BEGIN Records to use

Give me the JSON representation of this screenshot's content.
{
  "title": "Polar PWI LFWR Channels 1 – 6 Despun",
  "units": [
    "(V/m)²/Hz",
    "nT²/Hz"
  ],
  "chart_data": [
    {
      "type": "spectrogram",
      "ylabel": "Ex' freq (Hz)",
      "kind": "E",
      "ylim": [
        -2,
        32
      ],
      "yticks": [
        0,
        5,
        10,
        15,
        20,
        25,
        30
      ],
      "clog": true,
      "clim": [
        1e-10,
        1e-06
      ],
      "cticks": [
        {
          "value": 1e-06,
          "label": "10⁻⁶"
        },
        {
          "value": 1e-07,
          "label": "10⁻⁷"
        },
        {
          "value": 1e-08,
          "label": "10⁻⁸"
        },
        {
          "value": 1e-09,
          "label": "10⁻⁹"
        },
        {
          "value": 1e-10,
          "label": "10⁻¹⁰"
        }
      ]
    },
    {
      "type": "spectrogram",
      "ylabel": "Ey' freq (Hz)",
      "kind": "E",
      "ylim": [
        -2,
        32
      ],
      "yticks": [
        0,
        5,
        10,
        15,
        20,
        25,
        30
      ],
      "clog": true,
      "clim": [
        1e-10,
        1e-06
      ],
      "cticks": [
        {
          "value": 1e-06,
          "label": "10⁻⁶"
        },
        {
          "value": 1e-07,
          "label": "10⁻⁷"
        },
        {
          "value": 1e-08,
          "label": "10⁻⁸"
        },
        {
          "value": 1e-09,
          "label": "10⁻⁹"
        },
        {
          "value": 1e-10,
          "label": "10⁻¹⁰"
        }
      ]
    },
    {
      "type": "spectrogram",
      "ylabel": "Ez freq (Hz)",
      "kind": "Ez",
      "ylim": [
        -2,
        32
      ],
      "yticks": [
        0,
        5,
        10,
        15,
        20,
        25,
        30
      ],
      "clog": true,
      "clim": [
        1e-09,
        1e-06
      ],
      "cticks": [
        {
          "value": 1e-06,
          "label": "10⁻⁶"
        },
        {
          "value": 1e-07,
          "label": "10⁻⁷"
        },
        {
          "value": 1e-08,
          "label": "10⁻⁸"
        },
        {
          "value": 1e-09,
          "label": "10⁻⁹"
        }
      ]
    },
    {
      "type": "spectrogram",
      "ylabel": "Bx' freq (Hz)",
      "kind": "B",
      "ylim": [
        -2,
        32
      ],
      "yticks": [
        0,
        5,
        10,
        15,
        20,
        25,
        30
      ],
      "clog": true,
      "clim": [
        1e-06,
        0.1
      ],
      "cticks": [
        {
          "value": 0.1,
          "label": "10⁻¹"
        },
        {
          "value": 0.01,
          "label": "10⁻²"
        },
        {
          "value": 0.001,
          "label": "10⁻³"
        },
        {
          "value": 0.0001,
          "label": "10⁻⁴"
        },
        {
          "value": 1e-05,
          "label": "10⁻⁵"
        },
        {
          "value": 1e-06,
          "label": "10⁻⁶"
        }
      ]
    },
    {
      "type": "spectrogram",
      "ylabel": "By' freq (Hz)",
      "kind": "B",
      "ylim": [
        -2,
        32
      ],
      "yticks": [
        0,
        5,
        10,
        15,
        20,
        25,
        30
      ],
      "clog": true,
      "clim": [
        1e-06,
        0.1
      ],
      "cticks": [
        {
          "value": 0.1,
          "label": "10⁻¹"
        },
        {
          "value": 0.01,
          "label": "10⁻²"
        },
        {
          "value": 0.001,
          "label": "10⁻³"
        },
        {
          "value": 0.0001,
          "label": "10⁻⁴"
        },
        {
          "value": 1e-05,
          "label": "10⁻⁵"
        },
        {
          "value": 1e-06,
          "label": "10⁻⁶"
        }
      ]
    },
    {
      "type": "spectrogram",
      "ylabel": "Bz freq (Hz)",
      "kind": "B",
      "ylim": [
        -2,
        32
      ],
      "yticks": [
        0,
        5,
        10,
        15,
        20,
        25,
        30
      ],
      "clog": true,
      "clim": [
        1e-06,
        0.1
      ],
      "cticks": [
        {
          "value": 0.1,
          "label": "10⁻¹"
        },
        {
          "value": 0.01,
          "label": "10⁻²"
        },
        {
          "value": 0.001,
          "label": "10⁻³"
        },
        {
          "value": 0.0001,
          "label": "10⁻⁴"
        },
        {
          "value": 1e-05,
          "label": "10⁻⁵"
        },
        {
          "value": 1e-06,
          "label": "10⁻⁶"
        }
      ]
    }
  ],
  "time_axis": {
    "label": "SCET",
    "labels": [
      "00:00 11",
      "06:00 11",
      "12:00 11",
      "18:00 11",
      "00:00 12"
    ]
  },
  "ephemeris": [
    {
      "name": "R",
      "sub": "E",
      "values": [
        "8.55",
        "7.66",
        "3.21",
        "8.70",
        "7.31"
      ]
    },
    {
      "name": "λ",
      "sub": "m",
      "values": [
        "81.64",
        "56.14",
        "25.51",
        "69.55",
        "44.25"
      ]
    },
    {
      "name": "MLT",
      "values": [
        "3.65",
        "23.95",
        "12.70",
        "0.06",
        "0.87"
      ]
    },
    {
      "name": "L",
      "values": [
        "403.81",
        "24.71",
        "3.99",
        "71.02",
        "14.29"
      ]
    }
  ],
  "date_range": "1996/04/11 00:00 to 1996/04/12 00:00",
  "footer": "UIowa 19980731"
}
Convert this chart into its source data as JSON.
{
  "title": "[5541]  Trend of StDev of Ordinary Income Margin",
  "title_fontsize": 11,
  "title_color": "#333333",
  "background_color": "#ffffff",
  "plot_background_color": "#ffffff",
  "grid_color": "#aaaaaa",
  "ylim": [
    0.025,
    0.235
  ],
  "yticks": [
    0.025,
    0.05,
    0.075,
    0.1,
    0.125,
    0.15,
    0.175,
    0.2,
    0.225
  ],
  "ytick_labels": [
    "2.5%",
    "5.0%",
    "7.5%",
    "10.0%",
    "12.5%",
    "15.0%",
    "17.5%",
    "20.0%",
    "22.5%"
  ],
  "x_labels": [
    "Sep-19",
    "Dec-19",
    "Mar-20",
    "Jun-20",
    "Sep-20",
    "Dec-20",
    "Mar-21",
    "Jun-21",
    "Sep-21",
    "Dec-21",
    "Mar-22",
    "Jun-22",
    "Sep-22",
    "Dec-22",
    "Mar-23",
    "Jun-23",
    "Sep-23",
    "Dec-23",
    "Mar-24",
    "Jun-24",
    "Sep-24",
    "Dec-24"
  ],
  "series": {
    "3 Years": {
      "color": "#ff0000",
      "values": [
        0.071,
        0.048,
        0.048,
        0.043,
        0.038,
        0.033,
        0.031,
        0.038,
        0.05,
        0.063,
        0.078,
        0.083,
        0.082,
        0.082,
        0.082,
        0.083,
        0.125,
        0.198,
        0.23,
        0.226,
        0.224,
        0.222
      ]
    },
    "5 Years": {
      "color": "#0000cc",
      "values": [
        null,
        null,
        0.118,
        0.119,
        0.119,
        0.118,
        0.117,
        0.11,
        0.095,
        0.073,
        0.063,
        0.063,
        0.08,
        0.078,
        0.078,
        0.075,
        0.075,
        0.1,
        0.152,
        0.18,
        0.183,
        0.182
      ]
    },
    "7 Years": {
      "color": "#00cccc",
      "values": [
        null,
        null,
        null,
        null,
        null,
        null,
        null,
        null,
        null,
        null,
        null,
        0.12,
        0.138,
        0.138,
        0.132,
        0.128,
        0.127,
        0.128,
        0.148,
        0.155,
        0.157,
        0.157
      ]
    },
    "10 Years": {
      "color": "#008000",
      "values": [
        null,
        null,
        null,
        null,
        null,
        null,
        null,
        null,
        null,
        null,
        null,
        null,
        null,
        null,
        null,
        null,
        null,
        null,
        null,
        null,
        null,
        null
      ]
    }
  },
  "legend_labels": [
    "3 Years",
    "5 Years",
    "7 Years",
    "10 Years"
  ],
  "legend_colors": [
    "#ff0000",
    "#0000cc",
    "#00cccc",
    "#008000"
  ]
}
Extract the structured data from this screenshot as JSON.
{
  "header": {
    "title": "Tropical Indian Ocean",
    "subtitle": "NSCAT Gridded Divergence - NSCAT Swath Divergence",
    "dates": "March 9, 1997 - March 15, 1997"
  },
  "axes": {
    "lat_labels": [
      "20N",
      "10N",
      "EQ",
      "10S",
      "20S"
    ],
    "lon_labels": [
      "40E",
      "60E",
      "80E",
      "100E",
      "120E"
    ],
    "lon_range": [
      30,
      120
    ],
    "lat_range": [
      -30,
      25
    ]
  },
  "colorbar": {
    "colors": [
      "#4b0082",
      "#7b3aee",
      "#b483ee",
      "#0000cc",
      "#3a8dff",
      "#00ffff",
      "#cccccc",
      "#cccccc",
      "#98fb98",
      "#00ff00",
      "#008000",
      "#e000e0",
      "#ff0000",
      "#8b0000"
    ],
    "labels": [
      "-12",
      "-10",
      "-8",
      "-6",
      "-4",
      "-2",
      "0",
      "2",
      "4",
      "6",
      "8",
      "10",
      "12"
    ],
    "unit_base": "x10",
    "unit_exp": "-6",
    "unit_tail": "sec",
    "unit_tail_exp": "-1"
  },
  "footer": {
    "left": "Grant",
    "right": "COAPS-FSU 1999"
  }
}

END Records to use

- [What is needed]
Copy each line above containing the string "screenshot".

- [The result]
Give me the JSON representation of this screenshot's content.
Extract the structured data from this screenshot as JSON.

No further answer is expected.